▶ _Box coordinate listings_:
►

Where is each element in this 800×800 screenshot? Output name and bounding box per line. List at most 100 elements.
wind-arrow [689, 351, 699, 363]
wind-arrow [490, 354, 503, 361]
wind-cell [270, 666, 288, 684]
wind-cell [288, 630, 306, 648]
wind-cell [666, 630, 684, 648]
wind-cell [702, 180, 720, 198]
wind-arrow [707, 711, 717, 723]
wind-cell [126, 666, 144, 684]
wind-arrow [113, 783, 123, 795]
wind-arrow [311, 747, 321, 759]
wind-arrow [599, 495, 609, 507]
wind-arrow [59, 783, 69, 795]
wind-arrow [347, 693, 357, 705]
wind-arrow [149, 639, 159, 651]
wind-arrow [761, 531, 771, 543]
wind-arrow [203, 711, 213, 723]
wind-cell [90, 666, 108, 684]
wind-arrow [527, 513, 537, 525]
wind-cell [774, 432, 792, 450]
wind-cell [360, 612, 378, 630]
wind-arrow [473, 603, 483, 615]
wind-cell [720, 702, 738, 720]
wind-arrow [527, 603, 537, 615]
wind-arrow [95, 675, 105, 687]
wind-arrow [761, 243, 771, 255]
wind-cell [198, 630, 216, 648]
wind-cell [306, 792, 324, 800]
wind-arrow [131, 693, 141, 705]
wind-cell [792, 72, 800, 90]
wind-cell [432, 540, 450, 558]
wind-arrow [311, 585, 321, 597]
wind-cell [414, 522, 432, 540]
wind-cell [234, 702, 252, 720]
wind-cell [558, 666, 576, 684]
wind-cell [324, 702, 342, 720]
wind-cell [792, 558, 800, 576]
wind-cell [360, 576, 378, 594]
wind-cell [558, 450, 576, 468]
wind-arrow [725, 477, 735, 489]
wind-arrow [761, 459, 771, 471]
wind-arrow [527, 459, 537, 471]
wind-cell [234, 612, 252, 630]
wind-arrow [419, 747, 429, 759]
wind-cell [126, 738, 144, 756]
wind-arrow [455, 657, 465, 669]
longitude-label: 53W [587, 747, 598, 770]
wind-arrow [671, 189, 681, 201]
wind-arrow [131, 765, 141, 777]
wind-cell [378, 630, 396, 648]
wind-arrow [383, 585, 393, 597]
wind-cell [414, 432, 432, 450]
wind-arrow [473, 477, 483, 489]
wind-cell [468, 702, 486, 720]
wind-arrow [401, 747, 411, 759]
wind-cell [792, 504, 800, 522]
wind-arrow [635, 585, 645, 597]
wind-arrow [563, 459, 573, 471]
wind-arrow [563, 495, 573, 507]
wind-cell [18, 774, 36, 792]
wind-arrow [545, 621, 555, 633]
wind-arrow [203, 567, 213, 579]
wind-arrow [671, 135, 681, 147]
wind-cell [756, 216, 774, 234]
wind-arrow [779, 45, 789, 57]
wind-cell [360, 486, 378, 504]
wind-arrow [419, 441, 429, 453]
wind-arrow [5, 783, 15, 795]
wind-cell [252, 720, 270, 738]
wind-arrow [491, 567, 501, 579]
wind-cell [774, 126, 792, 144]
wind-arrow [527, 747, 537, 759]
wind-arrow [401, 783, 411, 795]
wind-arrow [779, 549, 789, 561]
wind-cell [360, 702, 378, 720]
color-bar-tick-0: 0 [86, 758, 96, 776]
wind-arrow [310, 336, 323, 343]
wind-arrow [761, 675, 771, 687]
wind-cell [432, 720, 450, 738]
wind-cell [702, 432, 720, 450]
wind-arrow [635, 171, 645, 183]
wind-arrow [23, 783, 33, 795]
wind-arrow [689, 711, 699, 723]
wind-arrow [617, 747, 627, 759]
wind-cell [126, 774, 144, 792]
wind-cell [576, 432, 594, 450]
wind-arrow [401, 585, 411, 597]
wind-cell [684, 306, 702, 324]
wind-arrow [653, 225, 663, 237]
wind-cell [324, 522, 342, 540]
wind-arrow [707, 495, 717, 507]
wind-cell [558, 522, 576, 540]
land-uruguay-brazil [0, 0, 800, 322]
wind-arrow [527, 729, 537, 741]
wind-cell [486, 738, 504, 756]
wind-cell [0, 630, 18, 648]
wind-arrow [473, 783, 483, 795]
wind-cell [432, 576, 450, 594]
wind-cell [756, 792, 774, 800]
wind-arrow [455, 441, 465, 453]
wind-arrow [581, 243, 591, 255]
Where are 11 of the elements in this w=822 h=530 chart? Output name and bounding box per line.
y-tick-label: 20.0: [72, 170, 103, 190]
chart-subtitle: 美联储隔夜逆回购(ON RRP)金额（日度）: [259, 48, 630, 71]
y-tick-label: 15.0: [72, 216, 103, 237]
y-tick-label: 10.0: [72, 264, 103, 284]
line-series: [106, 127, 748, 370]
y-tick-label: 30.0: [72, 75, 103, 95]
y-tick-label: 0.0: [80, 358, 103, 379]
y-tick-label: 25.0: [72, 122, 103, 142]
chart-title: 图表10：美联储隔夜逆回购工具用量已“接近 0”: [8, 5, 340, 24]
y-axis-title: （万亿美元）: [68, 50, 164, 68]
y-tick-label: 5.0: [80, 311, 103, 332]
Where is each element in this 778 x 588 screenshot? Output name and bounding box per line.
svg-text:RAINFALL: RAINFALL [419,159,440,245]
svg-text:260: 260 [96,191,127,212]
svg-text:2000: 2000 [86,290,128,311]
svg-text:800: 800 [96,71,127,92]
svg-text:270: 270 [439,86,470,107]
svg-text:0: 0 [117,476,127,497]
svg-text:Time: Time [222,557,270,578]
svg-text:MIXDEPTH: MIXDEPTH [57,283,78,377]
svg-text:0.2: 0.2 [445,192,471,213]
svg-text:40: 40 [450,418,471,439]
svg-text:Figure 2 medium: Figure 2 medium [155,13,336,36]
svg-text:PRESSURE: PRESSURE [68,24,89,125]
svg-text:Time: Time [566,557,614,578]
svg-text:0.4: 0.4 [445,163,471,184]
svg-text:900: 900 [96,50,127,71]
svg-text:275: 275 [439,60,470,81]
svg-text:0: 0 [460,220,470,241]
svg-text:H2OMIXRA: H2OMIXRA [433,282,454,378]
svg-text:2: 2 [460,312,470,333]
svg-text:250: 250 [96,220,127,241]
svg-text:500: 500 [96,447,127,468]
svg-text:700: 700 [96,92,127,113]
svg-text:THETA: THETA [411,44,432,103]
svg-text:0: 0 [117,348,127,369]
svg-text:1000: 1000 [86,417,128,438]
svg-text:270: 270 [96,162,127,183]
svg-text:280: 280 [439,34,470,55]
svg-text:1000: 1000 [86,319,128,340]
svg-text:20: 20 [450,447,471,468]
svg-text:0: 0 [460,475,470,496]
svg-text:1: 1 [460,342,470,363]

◄

▶ _Written problem_:
Copy every one of the rows above word for word, keeping their order and line breaks.

▶ _Written response_:
Where is each element in this 800×800 screenshot? Output name and bounding box per line. List at most 100 elements.
wind-arrow [689, 351, 699, 363]
wind-arrow [490, 354, 503, 361]
wind-cell [270, 666, 288, 684]
wind-cell [288, 630, 306, 648]
wind-cell [666, 630, 684, 648]
wind-cell [702, 180, 720, 198]
wind-arrow [707, 711, 717, 723]
wind-cell [126, 666, 144, 684]
wind-arrow [113, 783, 123, 795]
wind-arrow [311, 747, 321, 759]
wind-arrow [599, 495, 609, 507]
wind-arrow [59, 783, 69, 795]
wind-arrow [347, 693, 357, 705]
wind-arrow [149, 639, 159, 651]
wind-arrow [761, 531, 771, 543]
wind-arrow [203, 711, 213, 723]
wind-cell [90, 666, 108, 684]
wind-arrow [527, 513, 537, 525]
wind-cell [774, 432, 792, 450]
wind-cell [360, 612, 378, 630]
wind-arrow [473, 603, 483, 615]
wind-cell [720, 702, 738, 720]
wind-arrow [527, 603, 537, 615]
wind-arrow [95, 675, 105, 687]
wind-arrow [761, 243, 771, 255]
wind-cell [198, 630, 216, 648]
wind-cell [306, 792, 324, 800]
wind-arrow [131, 693, 141, 705]
wind-cell [792, 72, 800, 90]
wind-cell [432, 540, 450, 558]
wind-arrow [311, 585, 321, 597]
wind-cell [414, 522, 432, 540]
wind-cell [234, 702, 252, 720]
wind-cell [558, 666, 576, 684]
wind-cell [324, 702, 342, 720]
wind-cell [792, 558, 800, 576]
wind-cell [360, 576, 378, 594]
wind-cell [558, 450, 576, 468]
wind-arrow [725, 477, 735, 489]
wind-arrow [761, 459, 771, 471]
wind-arrow [527, 459, 537, 471]
wind-cell [234, 612, 252, 630]
wind-arrow [419, 747, 429, 759]
wind-cell [126, 738, 144, 756]
wind-arrow [455, 657, 465, 669]
longitude-label: 53W [587, 747, 598, 770]
wind-arrow [671, 189, 681, 201]
wind-arrow [131, 765, 141, 777]
wind-cell [378, 630, 396, 648]
wind-arrow [383, 585, 393, 597]
wind-cell [414, 432, 432, 450]
wind-arrow [473, 477, 483, 489]
wind-cell [468, 702, 486, 720]
wind-arrow [401, 747, 411, 759]
wind-cell [792, 504, 800, 522]
wind-arrow [635, 585, 645, 597]
wind-arrow [563, 459, 573, 471]
wind-arrow [563, 495, 573, 507]
wind-cell [18, 774, 36, 792]
wind-arrow [545, 621, 555, 633]
wind-arrow [203, 567, 213, 579]
wind-arrow [671, 135, 681, 147]
wind-cell [756, 216, 774, 234]
wind-arrow [779, 45, 789, 57]
wind-cell [360, 486, 378, 504]
wind-arrow [419, 441, 429, 453]
wind-arrow [5, 783, 15, 795]
wind-cell [252, 720, 270, 738]
wind-arrow [491, 567, 501, 579]
wind-cell [774, 126, 792, 144]
wind-arrow [527, 747, 537, 759]
wind-arrow [401, 783, 411, 795]
wind-arrow [779, 549, 789, 561]
wind-cell [360, 702, 378, 720]
color-bar-tick-0: 0 [86, 758, 96, 776]
wind-arrow [310, 336, 323, 343]
wind-arrow [761, 675, 771, 687]
wind-cell [432, 720, 450, 738]
wind-cell [702, 432, 720, 450]
wind-arrow [635, 171, 645, 183]
wind-arrow [23, 783, 33, 795]
wind-arrow [689, 711, 699, 723]
wind-arrow [617, 747, 627, 759]
wind-cell [126, 774, 144, 792]
wind-cell [576, 432, 594, 450]
wind-arrow [401, 585, 411, 597]
wind-cell [684, 306, 702, 324]
wind-arrow [653, 225, 663, 237]
wind-cell [324, 522, 342, 540]
wind-arrow [707, 495, 717, 507]
wind-cell [558, 522, 576, 540]
land-uruguay-brazil [0, 0, 800, 322]
wind-arrow [527, 729, 537, 741]
wind-cell [486, 738, 504, 756]
wind-cell [0, 630, 18, 648]
wind-arrow [473, 783, 483, 795]
wind-cell [432, 576, 450, 594]
wind-cell [756, 792, 774, 800]
wind-arrow [455, 441, 465, 453]
wind-arrow [581, 243, 591, 255]
Where are 11 of the elements in this w=822 h=530 chart? Output name and bounding box per line.
y-tick-label: 20.0: [72, 170, 103, 190]
chart-subtitle: 美联储隔夜逆回购(ON RRP)金额（日度）: [259, 48, 630, 71]
y-tick-label: 15.0: [72, 216, 103, 237]
y-tick-label: 10.0: [72, 264, 103, 284]
line-series: [106, 127, 748, 370]
y-tick-label: 30.0: [72, 75, 103, 95]
y-tick-label: 0.0: [80, 358, 103, 379]
y-tick-label: 25.0: [72, 122, 103, 142]
chart-title: 图表10：美联储隔夜逆回购工具用量已“接近 0”: [8, 5, 340, 24]
y-axis-title: （万亿美元）: [68, 50, 164, 68]
y-tick-label: 5.0: [80, 311, 103, 332]
Where is each element in this 778 x 588 screenshot? Output name and bounding box per line.
svg-text:RAINFALL: RAINFALL [419,159,440,245]
svg-text:260: 260 [96,191,127,212]
svg-text:2000: 2000 [86,290,128,311]
svg-text:800: 800 [96,71,127,92]
svg-text:270: 270 [439,86,470,107]
svg-text:0: 0 [117,476,127,497]
svg-text:Time: Time [222,557,270,578]
svg-text:MIXDEPTH: MIXDEPTH [57,283,78,377]
svg-text:0.2: 0.2 [445,192,471,213]
svg-text:40: 40 [450,418,471,439]
svg-text:Figure 2 medium: Figure 2 medium [155,13,336,36]
svg-text:PRESSURE: PRESSURE [68,24,89,125]
svg-text:Time: Time [566,557,614,578]
svg-text:0.4: 0.4 [445,163,471,184]
svg-text:900: 900 [96,50,127,71]
svg-text:275: 275 [439,60,470,81]
svg-text:0: 0 [460,220,470,241]
svg-text:H2OMIXRA: H2OMIXRA [433,282,454,378]
svg-text:2: 2 [460,312,470,333]
svg-text:250: 250 [96,220,127,241]
svg-text:500: 500 [96,447,127,468]
svg-text:700: 700 [96,92,127,113]
svg-text:THETA: THETA [411,44,432,103]
svg-text:0: 0 [117,348,127,369]
svg-text:1000: 1000 [86,417,128,438]
svg-text:270: 270 [96,162,127,183]
svg-text:280: 280 [439,34,470,55]
svg-text:1000: 1000 [86,319,128,340]
svg-text:20: 20 [450,447,471,468]
svg-text:0: 0 [460,475,470,496]
svg-text:1: 1 [460,342,470,363]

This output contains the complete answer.